Directions
Print all entries word for word.

Stored records:
[start]

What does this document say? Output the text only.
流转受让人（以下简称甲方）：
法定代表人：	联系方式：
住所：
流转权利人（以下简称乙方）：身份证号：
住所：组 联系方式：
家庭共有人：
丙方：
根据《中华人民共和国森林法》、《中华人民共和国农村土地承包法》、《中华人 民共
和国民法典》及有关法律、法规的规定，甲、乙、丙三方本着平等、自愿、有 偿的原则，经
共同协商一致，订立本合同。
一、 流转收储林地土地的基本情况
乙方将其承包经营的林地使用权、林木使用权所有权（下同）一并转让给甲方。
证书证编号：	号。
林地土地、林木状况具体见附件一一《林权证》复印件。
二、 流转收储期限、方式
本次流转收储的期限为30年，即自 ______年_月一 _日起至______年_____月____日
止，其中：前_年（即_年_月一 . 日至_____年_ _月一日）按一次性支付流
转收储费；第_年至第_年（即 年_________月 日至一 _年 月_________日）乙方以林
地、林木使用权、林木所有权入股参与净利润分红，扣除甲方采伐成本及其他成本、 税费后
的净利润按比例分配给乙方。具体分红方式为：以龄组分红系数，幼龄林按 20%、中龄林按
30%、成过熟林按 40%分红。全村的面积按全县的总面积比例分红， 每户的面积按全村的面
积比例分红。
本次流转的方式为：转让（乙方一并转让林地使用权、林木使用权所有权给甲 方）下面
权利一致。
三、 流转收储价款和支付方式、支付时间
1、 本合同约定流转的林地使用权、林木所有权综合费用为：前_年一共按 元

[end]

Full response
What does this document say? Output the text only.
流转受让人（以下简称甲方）：
法定代表人：	联系方式：
住所：
流转权利人（以下简称乙方）：身份证号：
住所：组 联系方式：
家庭共有人：
丙方：
根据《中华人民共和国森林法》、《中华人民共和国农村土地承包法》、《中华人 民共
和国民法典》及有关法律、法规的规定，甲、乙、丙三方本着平等、自愿、有 偿的原则，经
共同协商一致，订立本合同。
一、 流转收储林地土地的基本情况
乙方将其承包经营的林地使用权、林木使用权所有权（下同）一并转让给甲方。
证书证编号：	号。
林地土地、林木状况具体见附件一一《林权证》复印件。
二、 流转收储期限、方式
本次流转收储的期限为30年，即自 ______年_月一 _日起至______年_____月____日
止，其中：前_年（即_年_月一 . 日至_____年_ _月一日）按一次性支付流
转收储费；第_年至第_年（即 年_________月 日至一 _年 月_________日）乙方以林
地、林木使用权、林木所有权入股参与净利润分红，扣除甲方采伐成本及其他成本、 税费后
的净利润按比例分配给乙方。具体分红方式为：以龄组分红系数，幼龄林按 20%、中龄林按
30%、成过熟林按 40%分红。全村的面积按全县的总面积比例分红， 每户的面积按全村的面
积比例分红。
本次流转的方式为：转让（乙方一并转让林地使用权、林木使用权所有权给甲 方）下面
权利一致。
三、 流转收储价款和支付方式、支付时间
1、 本合同约定流转的林地使用权、林木所有权综合费用为：前_年一共按 元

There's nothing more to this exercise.